Challenge
Reproduce every entry below precisely; do not include the pictures.
## start Data for the task
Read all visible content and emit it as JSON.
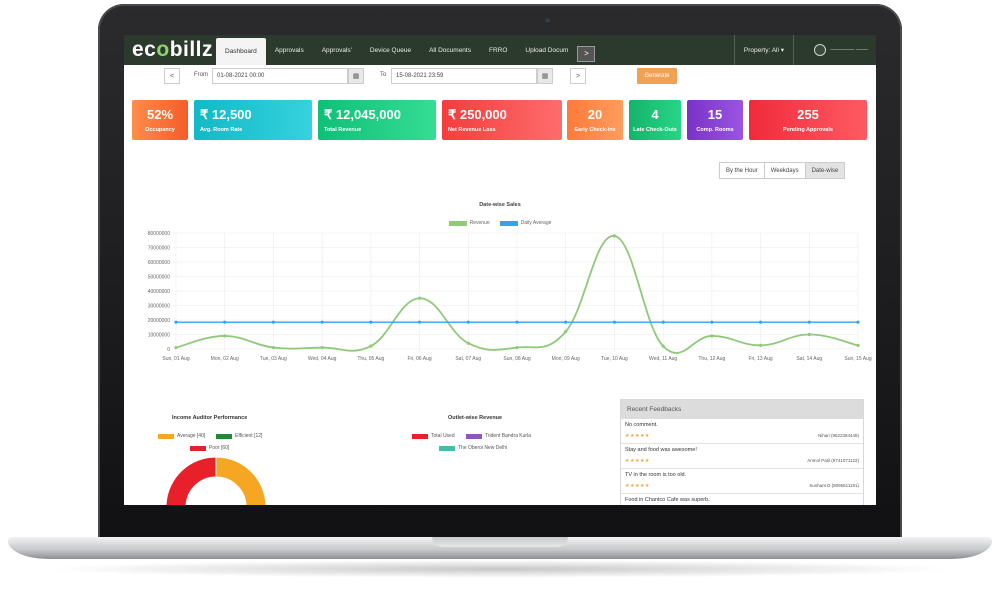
{
  "app": {
    "logo_prefix": "ec",
    "logo_oo": "o",
    "logo_suffix": "billz"
  },
  "nav": {
    "tabs": [
      {
        "label": "Dashboard",
        "active": true
      },
      {
        "label": "Approvals",
        "active": false
      },
      {
        "label": "Approvals'",
        "active": false
      },
      {
        "label": "Device Queue",
        "active": false
      },
      {
        "label": "All Documents",
        "active": false
      },
      {
        "label": "FRRO",
        "active": false
      },
      {
        "label": "Upload Docum",
        "active": false
      }
    ],
    "more_label": ">",
    "property_label": "Property: All ▾",
    "user_label": "———— ——"
  },
  "filters": {
    "prev_label": "<",
    "from_label": "From",
    "from_value": "01-08-2021 00:00",
    "to_label": "To",
    "to_value": "15-08-2021 23:59",
    "next_label": ">",
    "generate_label": "Generate",
    "calendar_icon": "▦"
  },
  "kpis": [
    {
      "value": "52%",
      "label": "Occupancy",
      "color1": "#ff8d4a",
      "color2": "#f45c2a"
    },
    {
      "value": "₹ 12,500",
      "label": "Avg. Room Rate",
      "color1": "#13b9c6",
      "color2": "#35d2df"
    },
    {
      "value": "₹ 12,045,000",
      "label": "Total Revenue",
      "color1": "#0fbf78",
      "color2": "#35dd94"
    },
    {
      "value": "₹ 250,000",
      "label": "Net Revenue Loss",
      "color1": "#f33d3d",
      "color2": "#ff6c6c"
    },
    {
      "value": "20",
      "label": "Early Check-ins",
      "color1": "#ff7a3a",
      "color2": "#ff9d5e"
    },
    {
      "value": "4",
      "label": "Late Check-Outs",
      "color1": "#13b46a",
      "color2": "#28d586"
    },
    {
      "value": "15",
      "label": "Comp. Rooms",
      "color1": "#7a32c6",
      "color2": "#9a55e3"
    },
    {
      "value": "255",
      "label": "Pending Approvals",
      "color1": "#f02b3b",
      "color2": "#ff5a63"
    }
  ],
  "view_toggle": {
    "options": [
      "By the Hour",
      "Weekdays",
      "Date-wise"
    ],
    "active": "Date-wise"
  },
  "chart_data": {
    "type": "line",
    "title": "Date-wise Sales",
    "categories": [
      "Sun, 01 Aug",
      "Mon, 02 Aug",
      "Tue, 03 Aug",
      "Wed, 04 Aug",
      "Thu, 05 Aug",
      "Fri, 06 Aug",
      "Sat, 07 Aug",
      "Sun, 08 Aug",
      "Mon, 09 Aug",
      "Tue, 10 Aug",
      "Wed, 11 Aug",
      "Thu, 12 Aug",
      "Fri, 13 Aug",
      "Sat, 14 Aug",
      "Sun, 15 Aug"
    ],
    "series": [
      {
        "name": "Revenue",
        "color": "#8fc97a",
        "values": [
          1000000,
          9000000,
          1000000,
          1000000,
          2000000,
          35000000,
          4000000,
          1000000,
          12000000,
          78000000,
          2000000,
          9000000,
          2500000,
          10000000,
          2500000
        ]
      },
      {
        "name": "Daily Average",
        "color": "#36a2eb",
        "values": [
          18500000,
          18500000,
          18500000,
          18500000,
          18500000,
          18500000,
          18500000,
          18500000,
          18500000,
          18500000,
          18500000,
          18500000,
          18500000,
          18500000,
          18500000
        ]
      }
    ],
    "yticks": [
      "80000000",
      "70000000",
      "60000000",
      "50000000",
      "40000000",
      "30000000",
      "20000000",
      "10000000",
      "0"
    ],
    "ylim": [
      0,
      80000000
    ],
    "grid": true,
    "legend": "top-center"
  },
  "auditor": {
    "title": "Income Auditor Performance",
    "legend": [
      {
        "label": "Average [40]",
        "color": "#f5a623"
      },
      {
        "label": "Efficient [12]",
        "color": "#1e8a32"
      },
      {
        "label": "Poor [60]",
        "color": "#e8202a"
      }
    ]
  },
  "outlet": {
    "title": "Outlet-wise Revenue",
    "legend": [
      {
        "label": "Total Used",
        "color": "#e8202a"
      },
      {
        "label": "Trident Bandra Kurla",
        "color": "#8e57b8"
      },
      {
        "label": "The Oberoi New Delhi",
        "color": "#3cc0a6"
      }
    ]
  },
  "feedbacks": {
    "title": "Recent Feedbacks",
    "items": [
      {
        "text": "No comment.",
        "stars": "★★★★★",
        "user": "Nihari (9622384448)"
      },
      {
        "text": "Stay and food was awesome!",
        "stars": "★★★★★",
        "user": "Anmol Patil (9741071122)"
      },
      {
        "text": "TV in the room is too old.",
        "stars": "★★★★★",
        "user": "Sushant D (8095811191)"
      },
      {
        "text": "Food in Chantco Cafe was superb.",
        "stars": "",
        "user": ""
      }
    ]
  }
}
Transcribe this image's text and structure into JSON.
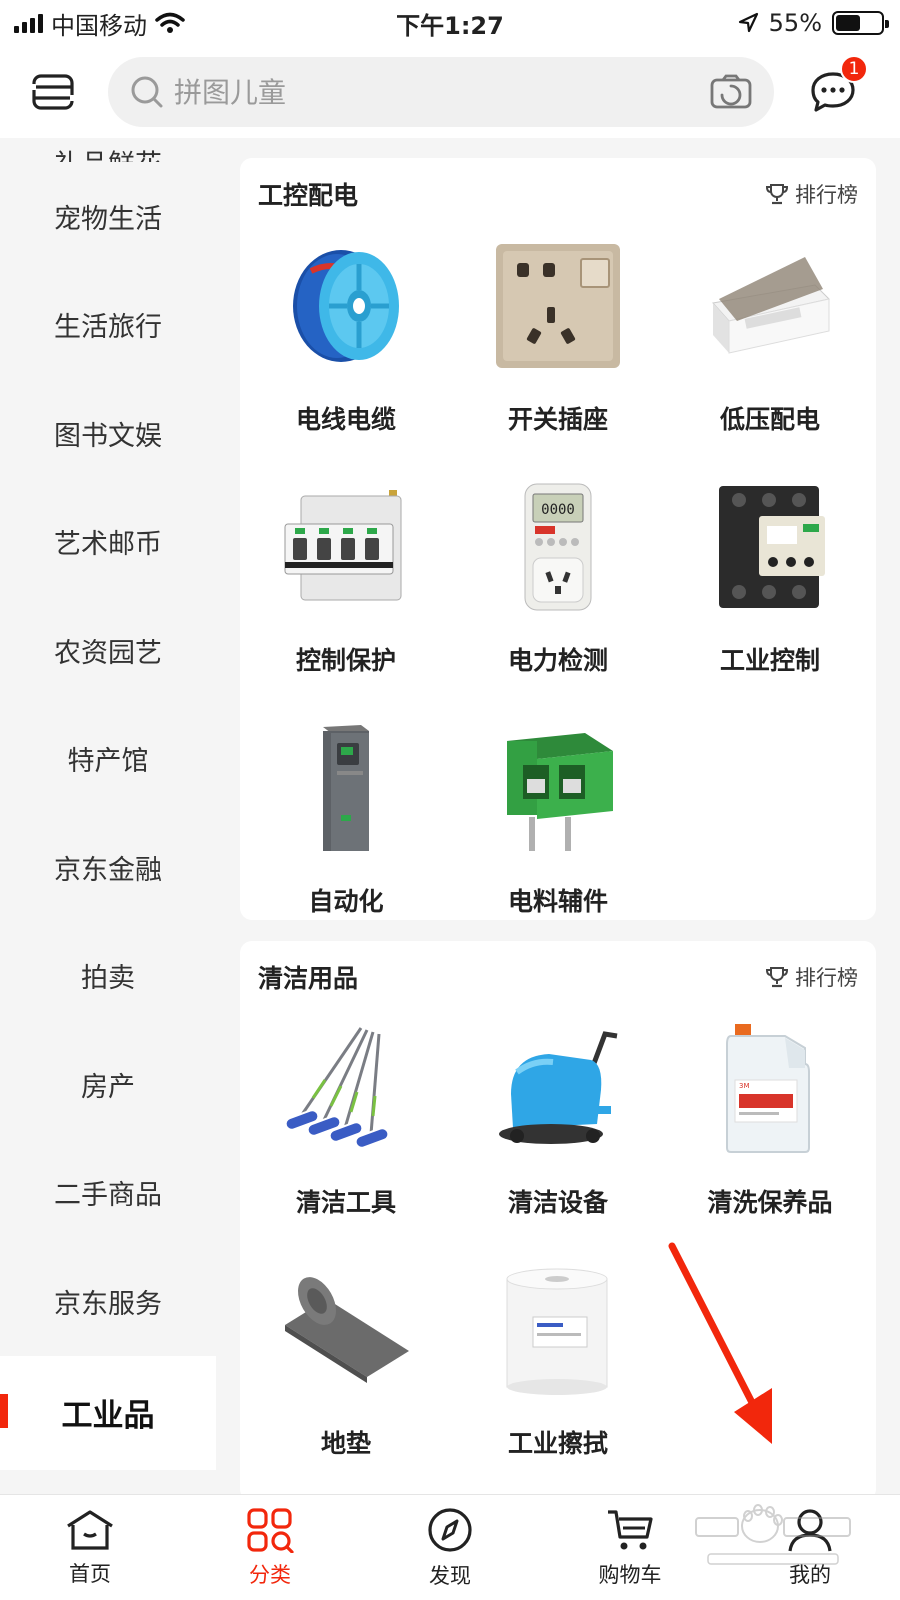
{
  "status_bar": {
    "carrier": "中国移动",
    "time": "下午1:27",
    "battery": "55%",
    "battery_level": 0.55
  },
  "header": {
    "search_placeholder": "拼图儿童",
    "message_badge": "1"
  },
  "sidebar": {
    "partial_top": "礼品鲜花",
    "items": [
      "宠物生活",
      "生活旅行",
      "图书文娱",
      "艺术邮币",
      "农资园艺",
      "特产馆",
      "京东金融",
      "拍卖",
      "房产",
      "二手商品",
      "京东服务"
    ],
    "active": "工业品"
  },
  "sections": [
    {
      "title": "工控配电",
      "rank_label": "排行榜",
      "items": [
        {
          "label": "电线电缆",
          "icon": "cable-reel-icon"
        },
        {
          "label": "开关插座",
          "icon": "wall-socket-icon"
        },
        {
          "label": "低压配电",
          "icon": "distribution-box-icon"
        },
        {
          "label": "控制保护",
          "icon": "circuit-breaker-icon"
        },
        {
          "label": "电力检测",
          "icon": "power-meter-icon"
        },
        {
          "label": "工业控制",
          "icon": "contactor-icon"
        },
        {
          "label": "自动化",
          "icon": "inverter-drive-icon"
        },
        {
          "label": "电料辅件",
          "icon": "terminal-block-icon"
        }
      ]
    },
    {
      "title": "清洁用品",
      "rank_label": "排行榜",
      "items": [
        {
          "label": "清洁工具",
          "icon": "flat-mop-icon"
        },
        {
          "label": "清洁设备",
          "icon": "floor-scrubber-icon"
        },
        {
          "label": "清洗保养品",
          "icon": "cleaner-jug-icon"
        },
        {
          "label": "地垫",
          "icon": "floor-mat-icon"
        },
        {
          "label": "工业擦拭",
          "icon": "wiper-roll-icon"
        }
      ]
    }
  ],
  "tabbar": {
    "tabs": [
      "首页",
      "分类",
      "发现",
      "购物车",
      "我的"
    ],
    "active": "分类"
  },
  "colors": {
    "accent": "#f2270c",
    "sidebar_bg": "#f5f5f5"
  }
}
## end Data for the task
Solution below
Read all visible content and emit it as JSON.
{
  "app": {
    "logo_prefix": "ec",
    "logo_oo": "o",
    "logo_suffix": "billz"
  },
  "nav": {
    "tabs": [
      {
        "label": "Dashboard",
        "active": true
      },
      {
        "label": "Approvals",
        "active": false
      },
      {
        "label": "Approvals'",
        "active": false
      },
      {
        "label": "Device Queue",
        "active": false
      },
      {
        "label": "All Documents",
        "active": false
      },
      {
        "label": "FRRO",
        "active": false
      },
      {
        "label": "Upload Docum",
        "active": false
      }
    ],
    "more_label": ">",
    "property_label": "Property: All ▾",
    "user_label": "———— ——"
  },
  "filters": {
    "prev_label": "<",
    "from_label": "From",
    "from_value": "01-08-2021 00:00",
    "to_label": "To",
    "to_value": "15-08-2021 23:59",
    "next_label": ">",
    "generate_label": "Generate",
    "calendar_icon": "▦"
  },
  "kpis": [
    {
      "value": "52%",
      "label": "Occupancy",
      "color1": "#ff8d4a",
      "color2": "#f45c2a"
    },
    {
      "value": "₹ 12,500",
      "label": "Avg. Room Rate",
      "color1": "#13b9c6",
      "color2": "#35d2df"
    },
    {
      "value": "₹ 12,045,000",
      "label": "Total Revenue",
      "color1": "#0fbf78",
      "color2": "#35dd94"
    },
    {
      "value": "₹ 250,000",
      "label": "Net Revenue Loss",
      "color1": "#f33d3d",
      "color2": "#ff6c6c"
    },
    {
      "value": "20",
      "label": "Early Check-ins",
      "color1": "#ff7a3a",
      "color2": "#ff9d5e"
    },
    {
      "value": "4",
      "label": "Late Check-Outs",
      "color1": "#13b46a",
      "color2": "#28d586"
    },
    {
      "value": "15",
      "label": "Comp. Rooms",
      "color1": "#7a32c6",
      "color2": "#9a55e3"
    },
    {
      "value": "255",
      "label": "Pending Approvals",
      "color1": "#f02b3b",
      "color2": "#ff5a63"
    }
  ],
  "view_toggle": {
    "options": [
      "By the Hour",
      "Weekdays",
      "Date-wise"
    ],
    "active": "Date-wise"
  },
  "chart_data": {
    "type": "line",
    "title": "Date-wise Sales",
    "categories": [
      "Sun, 01 Aug",
      "Mon, 02 Aug",
      "Tue, 03 Aug",
      "Wed, 04 Aug",
      "Thu, 05 Aug",
      "Fri, 06 Aug",
      "Sat, 07 Aug",
      "Sun, 08 Aug",
      "Mon, 09 Aug",
      "Tue, 10 Aug",
      "Wed, 11 Aug",
      "Thu, 12 Aug",
      "Fri, 13 Aug",
      "Sat, 14 Aug",
      "Sun, 15 Aug"
    ],
    "series": [
      {
        "name": "Revenue",
        "color": "#8fc97a",
        "values": [
          1000000,
          9000000,
          1000000,
          1000000,
          2000000,
          35000000,
          4000000,
          1000000,
          12000000,
          78000000,
          2000000,
          9000000,
          2500000,
          10000000,
          2500000
        ]
      },
      {
        "name": "Daily Average",
        "color": "#36a2eb",
        "values": [
          18500000,
          18500000,
          18500000,
          18500000,
          18500000,
          18500000,
          18500000,
          18500000,
          18500000,
          18500000,
          18500000,
          18500000,
          18500000,
          18500000,
          18500000
        ]
      }
    ],
    "yticks": [
      "80000000",
      "70000000",
      "60000000",
      "50000000",
      "40000000",
      "30000000",
      "20000000",
      "10000000",
      "0"
    ],
    "ylim": [
      0,
      80000000
    ],
    "grid": true,
    "legend": "top-center"
  },
  "auditor": {
    "title": "Income Auditor Performance",
    "legend": [
      {
        "label": "Average [40]",
        "color": "#f5a623"
      },
      {
        "label": "Efficient [12]",
        "color": "#1e8a32"
      },
      {
        "label": "Poor [60]",
        "color": "#e8202a"
      }
    ]
  },
  "outlet": {
    "title": "Outlet-wise Revenue",
    "legend": [
      {
        "label": "Total Used",
        "color": "#e8202a"
      },
      {
        "label": "Trident Bandra Kurla",
        "color": "#8e57b8"
      },
      {
        "label": "The Oberoi New Delhi",
        "color": "#3cc0a6"
      }
    ]
  },
  "feedbacks": {
    "title": "Recent Feedbacks",
    "items": [
      {
        "text": "No comment.",
        "stars": "★★★★★",
        "user": "Nihari (9622384448)"
      },
      {
        "text": "Stay and food was awesome!",
        "stars": "★★★★★",
        "user": "Anmol Patil (9741071122)"
      },
      {
        "text": "TV in the room is too old.",
        "stars": "★★★★★",
        "user": "Sushant D (8095811191)"
      },
      {
        "text": "Food in Chantco Cafe was superb.",
        "stars": "",
        "user": ""
      }
    ]
  }
}
Transcribe this image's text and structure into JSON.
{
  "status_bar": {
    "carrier": "中国移动",
    "time": "下午1:27",
    "battery": "55%",
    "battery_level": 0.55
  },
  "header": {
    "search_placeholder": "拼图儿童",
    "message_badge": "1"
  },
  "sidebar": {
    "partial_top": "礼品鲜花",
    "items": [
      "宠物生活",
      "生活旅行",
      "图书文娱",
      "艺术邮币",
      "农资园艺",
      "特产馆",
      "京东金融",
      "拍卖",
      "房产",
      "二手商品",
      "京东服务"
    ],
    "active": "工业品"
  },
  "sections": [
    {
      "title": "工控配电",
      "rank_label": "排行榜",
      "items": [
        {
          "label": "电线电缆",
          "icon": "cable-reel-icon"
        },
        {
          "label": "开关插座",
          "icon": "wall-socket-icon"
        },
        {
          "label": "低压配电",
          "icon": "distribution-box-icon"
        },
        {
          "label": "控制保护",
          "icon": "circuit-breaker-icon"
        },
        {
          "label": "电力检测",
          "icon": "power-meter-icon"
        },
        {
          "label": "工业控制",
          "icon": "contactor-icon"
        },
        {
          "label": "自动化",
          "icon": "inverter-drive-icon"
        },
        {
          "label": "电料辅件",
          "icon": "terminal-block-icon"
        }
      ]
    },
    {
      "title": "清洁用品",
      "rank_label": "排行榜",
      "items": [
        {
          "label": "清洁工具",
          "icon": "flat-mop-icon"
        },
        {
          "label": "清洁设备",
          "icon": "floor-scrubber-icon"
        },
        {
          "label": "清洗保养品",
          "icon": "cleaner-jug-icon"
        },
        {
          "label": "地垫",
          "icon": "floor-mat-icon"
        },
        {
          "label": "工业擦拭",
          "icon": "wiper-roll-icon"
        }
      ]
    }
  ],
  "tabbar": {
    "tabs": [
      "首页",
      "分类",
      "发现",
      "购物车",
      "我的"
    ],
    "active": "分类"
  },
  "colors": {
    "accent": "#f2270c",
    "sidebar_bg": "#f5f5f5"
  }
}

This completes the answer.